▶ **Written task**: Transcribe these lines exactly as they appear in the records.
begin Given entries
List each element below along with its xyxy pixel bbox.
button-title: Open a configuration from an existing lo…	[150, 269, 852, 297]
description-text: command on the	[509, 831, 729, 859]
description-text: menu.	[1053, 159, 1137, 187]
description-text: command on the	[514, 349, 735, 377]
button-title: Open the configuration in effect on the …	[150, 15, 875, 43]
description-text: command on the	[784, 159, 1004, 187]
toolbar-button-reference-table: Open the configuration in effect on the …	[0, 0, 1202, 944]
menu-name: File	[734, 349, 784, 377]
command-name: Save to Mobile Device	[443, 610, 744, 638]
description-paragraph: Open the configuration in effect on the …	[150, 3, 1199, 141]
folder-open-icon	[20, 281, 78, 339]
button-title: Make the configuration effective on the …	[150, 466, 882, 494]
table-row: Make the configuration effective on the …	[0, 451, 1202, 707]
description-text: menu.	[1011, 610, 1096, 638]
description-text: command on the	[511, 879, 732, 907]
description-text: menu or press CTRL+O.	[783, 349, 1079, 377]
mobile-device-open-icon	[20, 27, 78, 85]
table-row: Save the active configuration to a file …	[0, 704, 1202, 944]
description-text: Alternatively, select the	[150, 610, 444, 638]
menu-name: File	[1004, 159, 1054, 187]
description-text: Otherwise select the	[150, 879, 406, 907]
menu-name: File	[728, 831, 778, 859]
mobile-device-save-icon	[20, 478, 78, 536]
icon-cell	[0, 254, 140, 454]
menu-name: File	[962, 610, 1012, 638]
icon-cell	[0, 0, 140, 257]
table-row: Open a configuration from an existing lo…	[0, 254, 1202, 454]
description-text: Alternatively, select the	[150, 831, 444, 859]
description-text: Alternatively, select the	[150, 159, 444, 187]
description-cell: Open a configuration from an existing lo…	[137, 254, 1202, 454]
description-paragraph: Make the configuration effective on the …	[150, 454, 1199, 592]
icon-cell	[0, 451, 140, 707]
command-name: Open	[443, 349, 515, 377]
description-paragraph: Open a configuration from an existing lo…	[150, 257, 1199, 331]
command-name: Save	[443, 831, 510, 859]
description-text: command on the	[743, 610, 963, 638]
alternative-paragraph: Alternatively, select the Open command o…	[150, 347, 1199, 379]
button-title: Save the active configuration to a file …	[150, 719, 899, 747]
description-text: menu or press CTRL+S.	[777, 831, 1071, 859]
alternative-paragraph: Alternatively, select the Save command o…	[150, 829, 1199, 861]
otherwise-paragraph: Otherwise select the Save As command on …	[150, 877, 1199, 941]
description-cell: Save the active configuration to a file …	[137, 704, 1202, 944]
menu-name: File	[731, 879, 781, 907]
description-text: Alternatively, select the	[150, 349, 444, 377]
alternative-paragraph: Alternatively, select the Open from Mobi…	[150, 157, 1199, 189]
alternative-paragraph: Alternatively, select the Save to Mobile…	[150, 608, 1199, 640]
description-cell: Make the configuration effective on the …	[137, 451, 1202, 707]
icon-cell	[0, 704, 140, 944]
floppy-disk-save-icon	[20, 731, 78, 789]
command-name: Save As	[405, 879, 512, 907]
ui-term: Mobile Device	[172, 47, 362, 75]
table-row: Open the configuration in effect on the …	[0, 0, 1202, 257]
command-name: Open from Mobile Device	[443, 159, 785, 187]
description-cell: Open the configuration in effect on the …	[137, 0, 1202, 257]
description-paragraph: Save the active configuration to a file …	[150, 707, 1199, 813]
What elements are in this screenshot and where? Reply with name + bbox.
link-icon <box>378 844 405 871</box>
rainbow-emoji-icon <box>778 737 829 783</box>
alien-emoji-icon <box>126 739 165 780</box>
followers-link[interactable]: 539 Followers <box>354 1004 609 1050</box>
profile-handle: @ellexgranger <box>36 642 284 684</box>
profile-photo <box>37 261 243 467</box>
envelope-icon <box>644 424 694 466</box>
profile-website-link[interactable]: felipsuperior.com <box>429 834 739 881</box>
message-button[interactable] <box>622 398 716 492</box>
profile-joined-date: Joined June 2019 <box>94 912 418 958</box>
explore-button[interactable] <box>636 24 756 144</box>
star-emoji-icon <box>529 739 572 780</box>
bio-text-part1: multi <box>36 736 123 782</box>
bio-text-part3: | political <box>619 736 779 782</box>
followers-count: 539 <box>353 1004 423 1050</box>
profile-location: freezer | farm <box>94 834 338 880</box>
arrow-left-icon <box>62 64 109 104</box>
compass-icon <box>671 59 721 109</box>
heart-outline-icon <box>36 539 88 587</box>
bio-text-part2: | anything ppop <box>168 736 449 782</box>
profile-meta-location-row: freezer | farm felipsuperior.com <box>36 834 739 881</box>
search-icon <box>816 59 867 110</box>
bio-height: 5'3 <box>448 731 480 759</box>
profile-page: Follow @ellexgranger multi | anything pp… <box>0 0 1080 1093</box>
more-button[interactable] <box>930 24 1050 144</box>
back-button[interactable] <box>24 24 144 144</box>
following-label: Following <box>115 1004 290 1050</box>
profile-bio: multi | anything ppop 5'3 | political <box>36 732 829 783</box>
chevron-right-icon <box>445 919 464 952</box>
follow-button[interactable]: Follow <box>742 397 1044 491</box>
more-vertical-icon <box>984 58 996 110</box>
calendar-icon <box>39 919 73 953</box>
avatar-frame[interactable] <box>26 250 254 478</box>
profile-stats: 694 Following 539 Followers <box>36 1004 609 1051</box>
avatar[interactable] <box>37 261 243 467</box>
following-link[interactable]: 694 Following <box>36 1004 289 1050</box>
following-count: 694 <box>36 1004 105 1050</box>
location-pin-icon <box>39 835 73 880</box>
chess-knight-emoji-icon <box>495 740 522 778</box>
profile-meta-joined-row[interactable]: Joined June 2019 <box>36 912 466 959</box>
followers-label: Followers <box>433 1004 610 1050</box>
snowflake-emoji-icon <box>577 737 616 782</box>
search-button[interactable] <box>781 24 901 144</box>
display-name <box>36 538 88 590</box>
end Given entries
▶ **Complete answer**:
List each element below along with its xyxy pixel bbox.
button-title: Open a configuration from an existing lo…	[150, 269, 852, 297]
description-text: command on the	[509, 831, 729, 859]
description-text: menu.	[1053, 159, 1137, 187]
description-text: command on the	[514, 349, 735, 377]
button-title: Open the configuration in effect on the …	[150, 15, 875, 43]
description-text: command on the	[784, 159, 1004, 187]
toolbar-button-reference-table: Open the configuration in effect on the …	[0, 0, 1202, 944]
menu-name: File	[734, 349, 784, 377]
command-name: Save to Mobile Device	[443, 610, 744, 638]
description-paragraph: Open the configuration in effect on the …	[150, 3, 1199, 141]
folder-open-icon	[20, 281, 78, 339]
button-title: Make the configuration effective on the …	[150, 466, 882, 494]
table-row: Make the configuration effective on the …	[0, 451, 1202, 707]
description-text: menu.	[1011, 610, 1096, 638]
description-text: command on the	[511, 879, 732, 907]
description-text: menu or press CTRL+O.	[783, 349, 1079, 377]
mobile-device-open-icon	[20, 27, 78, 85]
table-row: Save the active configuration to a file …	[0, 704, 1202, 944]
description-text: Alternatively, select the	[150, 610, 444, 638]
menu-name: File	[1004, 159, 1054, 187]
description-text: Otherwise select the	[150, 879, 406, 907]
menu-name: File	[728, 831, 778, 859]
mobile-device-save-icon	[20, 478, 78, 536]
icon-cell	[0, 254, 140, 454]
menu-name: File	[962, 610, 1012, 638]
icon-cell	[0, 0, 140, 257]
table-row: Open a configuration from an existing lo…	[0, 254, 1202, 454]
description-text: Alternatively, select the	[150, 831, 444, 859]
description-text: Alternatively, select the	[150, 159, 444, 187]
description-cell: Open a configuration from an existing lo…	[137, 254, 1202, 454]
description-paragraph: Make the configuration effective on the …	[150, 454, 1199, 592]
icon-cell	[0, 451, 140, 707]
command-name: Open	[443, 349, 515, 377]
description-paragraph: Open a configuration from an existing lo…	[150, 257, 1199, 331]
command-name: Save	[443, 831, 510, 859]
description-text: command on the	[743, 610, 963, 638]
alternative-paragraph: Alternatively, select the Open command o…	[150, 347, 1199, 379]
button-title: Save the active configuration to a file …	[150, 719, 899, 747]
description-text: menu or press CTRL+S.	[777, 831, 1071, 859]
alternative-paragraph: Alternatively, select the Save command o…	[150, 829, 1199, 861]
otherwise-paragraph: Otherwise select the Save As command on …	[150, 877, 1199, 941]
description-cell: Save the active configuration to a file …	[137, 704, 1202, 944]
menu-name: File	[731, 879, 781, 907]
description-text: Alternatively, select the	[150, 349, 444, 377]
alternative-paragraph: Alternatively, select the Open from Mobi…	[150, 157, 1199, 189]
alternative-paragraph: Alternatively, select the Save to Mobile…	[150, 608, 1199, 640]
description-cell: Make the configuration effective on the …	[137, 451, 1202, 707]
icon-cell	[0, 704, 140, 944]
floppy-disk-save-icon	[20, 731, 78, 789]
command-name: Save As	[405, 879, 512, 907]
ui-term: Mobile Device	[172, 47, 362, 75]
table-row: Open the configuration in effect on the …	[0, 0, 1202, 257]
command-name: Open from Mobile Device	[443, 159, 785, 187]
description-cell: Open the configuration in effect on the …	[137, 0, 1202, 257]
description-paragraph: Save the active configuration to a file …	[150, 707, 1199, 813]
What elements are in this screenshot and where? Reply with name + bbox.
link-icon <box>378 844 405 871</box>
rainbow-emoji-icon <box>778 737 829 783</box>
alien-emoji-icon <box>126 739 165 780</box>
followers-link[interactable]: 539 Followers <box>354 1004 609 1050</box>
profile-handle: @ellexgranger <box>36 642 284 684</box>
profile-photo <box>37 261 243 467</box>
envelope-icon <box>644 424 694 466</box>
profile-website-link[interactable]: felipsuperior.com <box>429 834 739 881</box>
message-button[interactable] <box>622 398 716 492</box>
profile-joined-date: Joined June 2019 <box>94 912 418 958</box>
explore-button[interactable] <box>636 24 756 144</box>
star-emoji-icon <box>529 739 572 780</box>
bio-text-part1: multi <box>36 736 123 782</box>
bio-text-part3: | political <box>619 736 779 782</box>
followers-count: 539 <box>353 1004 423 1050</box>
profile-location: freezer | farm <box>94 834 338 880</box>
arrow-left-icon <box>62 64 109 104</box>
compass-icon <box>671 59 721 109</box>
heart-outline-icon <box>36 539 88 587</box>
bio-text-part2: | anything ppop <box>168 736 449 782</box>
profile-meta-location-row: freezer | farm felipsuperior.com <box>36 834 739 881</box>
search-icon <box>816 59 867 110</box>
bio-height: 5'3 <box>448 731 480 759</box>
profile-page: Follow @ellexgranger multi | anything pp… <box>0 0 1080 1093</box>
more-button[interactable] <box>930 24 1050 144</box>
back-button[interactable] <box>24 24 144 144</box>
following-label: Following <box>115 1004 290 1050</box>
profile-bio: multi | anything ppop 5'3 | political <box>36 732 829 783</box>
chevron-right-icon <box>445 919 464 952</box>
follow-button[interactable]: Follow <box>742 397 1044 491</box>
more-vertical-icon <box>984 58 996 110</box>
calendar-icon <box>39 919 73 953</box>
avatar-frame[interactable] <box>26 250 254 478</box>
profile-stats: 694 Following 539 Followers <box>36 1004 609 1051</box>
avatar[interactable] <box>37 261 243 467</box>
following-link[interactable]: 694 Following <box>36 1004 289 1050</box>
following-count: 694 <box>36 1004 105 1050</box>
location-pin-icon <box>39 835 73 880</box>
chess-knight-emoji-icon <box>495 740 522 778</box>
profile-meta-joined-row[interactable]: Joined June 2019 <box>36 912 466 959</box>
followers-label: Followers <box>433 1004 610 1050</box>
snowflake-emoji-icon <box>577 737 616 782</box>
search-button[interactable] <box>781 24 901 144</box>
display-name <box>36 538 88 590</box>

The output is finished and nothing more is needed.